### Exercise
Scan the data below and pick out the lines containing the word "Time".
━━━ Records for the task ━━━
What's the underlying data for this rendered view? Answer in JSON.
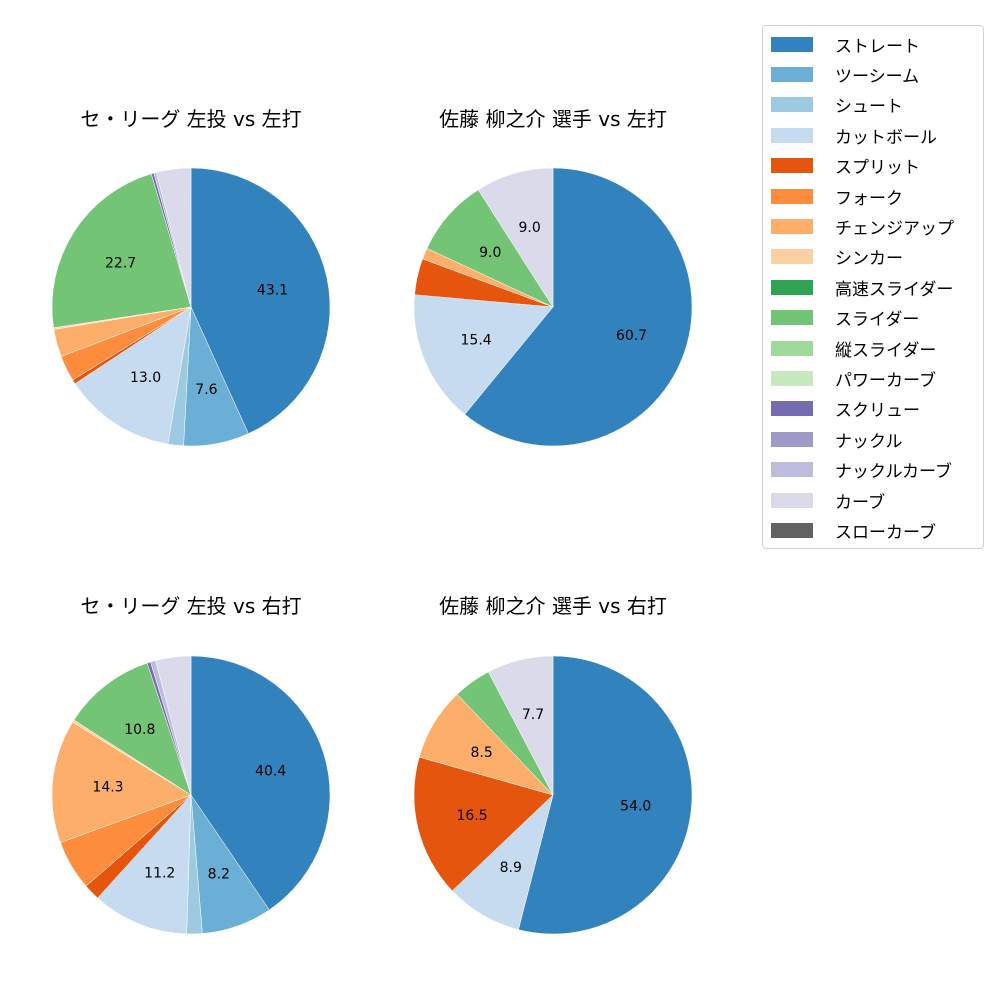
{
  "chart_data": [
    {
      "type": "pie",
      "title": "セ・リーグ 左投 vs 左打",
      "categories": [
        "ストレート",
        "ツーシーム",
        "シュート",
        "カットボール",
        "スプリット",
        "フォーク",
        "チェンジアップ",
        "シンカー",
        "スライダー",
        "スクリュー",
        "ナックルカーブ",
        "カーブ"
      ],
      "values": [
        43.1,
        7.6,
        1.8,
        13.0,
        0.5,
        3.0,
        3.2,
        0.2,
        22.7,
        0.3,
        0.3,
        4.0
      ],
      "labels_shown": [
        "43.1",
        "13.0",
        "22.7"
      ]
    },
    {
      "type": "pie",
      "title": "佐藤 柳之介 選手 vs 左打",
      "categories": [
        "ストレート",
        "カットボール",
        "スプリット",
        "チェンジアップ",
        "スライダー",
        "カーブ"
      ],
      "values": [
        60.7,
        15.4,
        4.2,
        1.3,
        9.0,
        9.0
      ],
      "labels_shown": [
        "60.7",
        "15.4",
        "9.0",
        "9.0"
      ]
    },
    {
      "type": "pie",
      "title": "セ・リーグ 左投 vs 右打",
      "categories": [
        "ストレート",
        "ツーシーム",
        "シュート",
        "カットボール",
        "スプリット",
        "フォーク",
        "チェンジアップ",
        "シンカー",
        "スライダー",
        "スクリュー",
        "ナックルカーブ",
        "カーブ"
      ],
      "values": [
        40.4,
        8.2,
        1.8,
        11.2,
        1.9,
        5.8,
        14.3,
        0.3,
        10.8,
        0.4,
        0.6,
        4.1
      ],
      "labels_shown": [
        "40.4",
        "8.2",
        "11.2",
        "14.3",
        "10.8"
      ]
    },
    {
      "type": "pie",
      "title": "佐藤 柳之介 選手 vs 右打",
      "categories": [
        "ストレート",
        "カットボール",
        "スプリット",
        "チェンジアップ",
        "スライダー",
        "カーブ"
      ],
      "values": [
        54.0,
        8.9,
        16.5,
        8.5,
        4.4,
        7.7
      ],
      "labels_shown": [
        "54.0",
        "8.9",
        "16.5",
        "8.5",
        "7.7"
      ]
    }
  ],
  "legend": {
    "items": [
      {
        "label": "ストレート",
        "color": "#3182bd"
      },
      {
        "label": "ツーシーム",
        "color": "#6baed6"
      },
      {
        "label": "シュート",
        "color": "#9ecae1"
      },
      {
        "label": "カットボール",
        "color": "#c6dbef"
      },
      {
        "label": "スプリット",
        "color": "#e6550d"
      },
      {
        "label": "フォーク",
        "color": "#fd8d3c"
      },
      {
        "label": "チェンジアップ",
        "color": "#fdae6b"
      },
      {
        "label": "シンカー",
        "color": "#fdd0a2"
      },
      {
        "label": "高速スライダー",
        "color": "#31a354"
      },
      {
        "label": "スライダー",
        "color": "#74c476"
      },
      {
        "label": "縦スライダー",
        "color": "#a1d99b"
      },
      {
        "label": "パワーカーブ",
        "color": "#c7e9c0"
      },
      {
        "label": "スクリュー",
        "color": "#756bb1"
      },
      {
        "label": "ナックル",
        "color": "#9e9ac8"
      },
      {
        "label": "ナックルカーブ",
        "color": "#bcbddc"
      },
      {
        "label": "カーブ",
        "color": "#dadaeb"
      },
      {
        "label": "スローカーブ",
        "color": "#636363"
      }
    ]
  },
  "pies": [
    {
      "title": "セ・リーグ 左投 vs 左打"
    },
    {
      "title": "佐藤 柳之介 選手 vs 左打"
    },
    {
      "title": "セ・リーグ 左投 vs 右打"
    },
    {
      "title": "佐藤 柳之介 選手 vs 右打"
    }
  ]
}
━━━
━━━ Records for the task ━━━
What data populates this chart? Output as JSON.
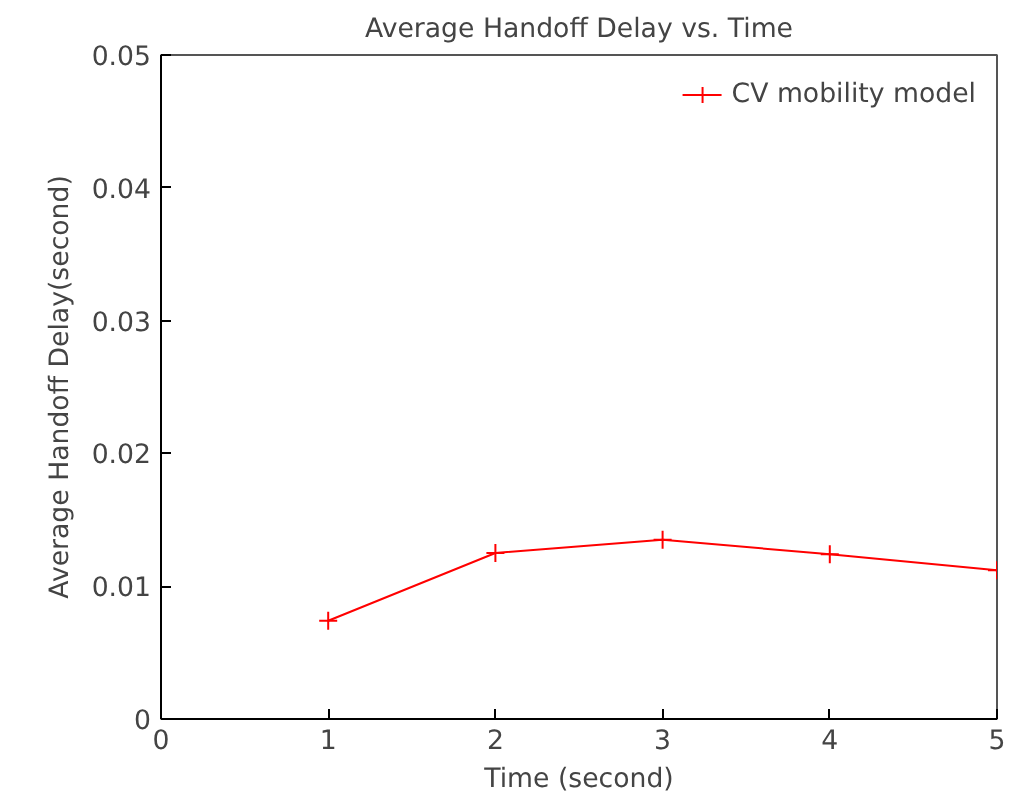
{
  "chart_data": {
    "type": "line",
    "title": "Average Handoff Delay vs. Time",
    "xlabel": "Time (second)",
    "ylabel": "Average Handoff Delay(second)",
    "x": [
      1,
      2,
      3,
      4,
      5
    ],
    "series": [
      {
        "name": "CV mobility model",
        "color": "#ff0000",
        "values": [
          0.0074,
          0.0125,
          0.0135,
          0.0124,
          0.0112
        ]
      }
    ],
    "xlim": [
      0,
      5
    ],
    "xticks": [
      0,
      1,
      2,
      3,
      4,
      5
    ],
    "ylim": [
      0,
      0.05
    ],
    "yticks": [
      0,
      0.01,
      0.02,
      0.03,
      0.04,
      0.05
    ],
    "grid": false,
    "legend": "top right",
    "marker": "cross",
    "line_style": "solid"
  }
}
━━━
━━━ Records for the task ━━━
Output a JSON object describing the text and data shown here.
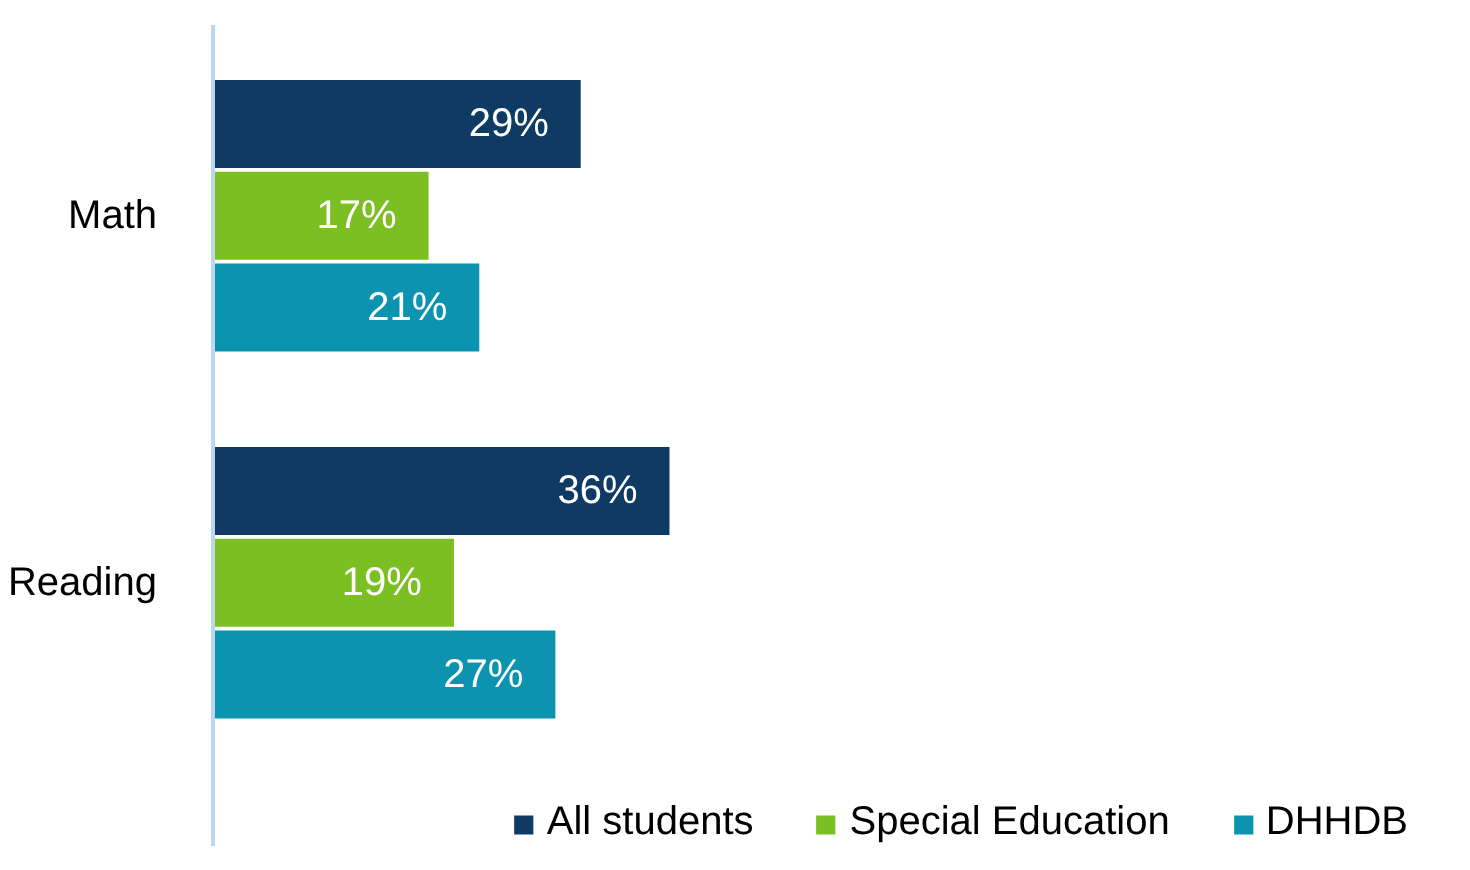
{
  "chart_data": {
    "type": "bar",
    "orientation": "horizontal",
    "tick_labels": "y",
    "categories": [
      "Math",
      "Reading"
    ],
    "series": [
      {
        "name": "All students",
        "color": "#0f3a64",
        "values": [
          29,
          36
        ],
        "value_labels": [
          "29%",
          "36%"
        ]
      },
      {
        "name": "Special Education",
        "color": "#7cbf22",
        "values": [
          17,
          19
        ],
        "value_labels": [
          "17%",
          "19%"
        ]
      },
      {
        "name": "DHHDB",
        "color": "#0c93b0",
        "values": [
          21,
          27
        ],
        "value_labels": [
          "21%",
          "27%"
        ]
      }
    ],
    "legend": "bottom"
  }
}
━━━
### Reply
    "title": "Average Handoff Delay vs. Time",
    "xlabel": "Time (second)",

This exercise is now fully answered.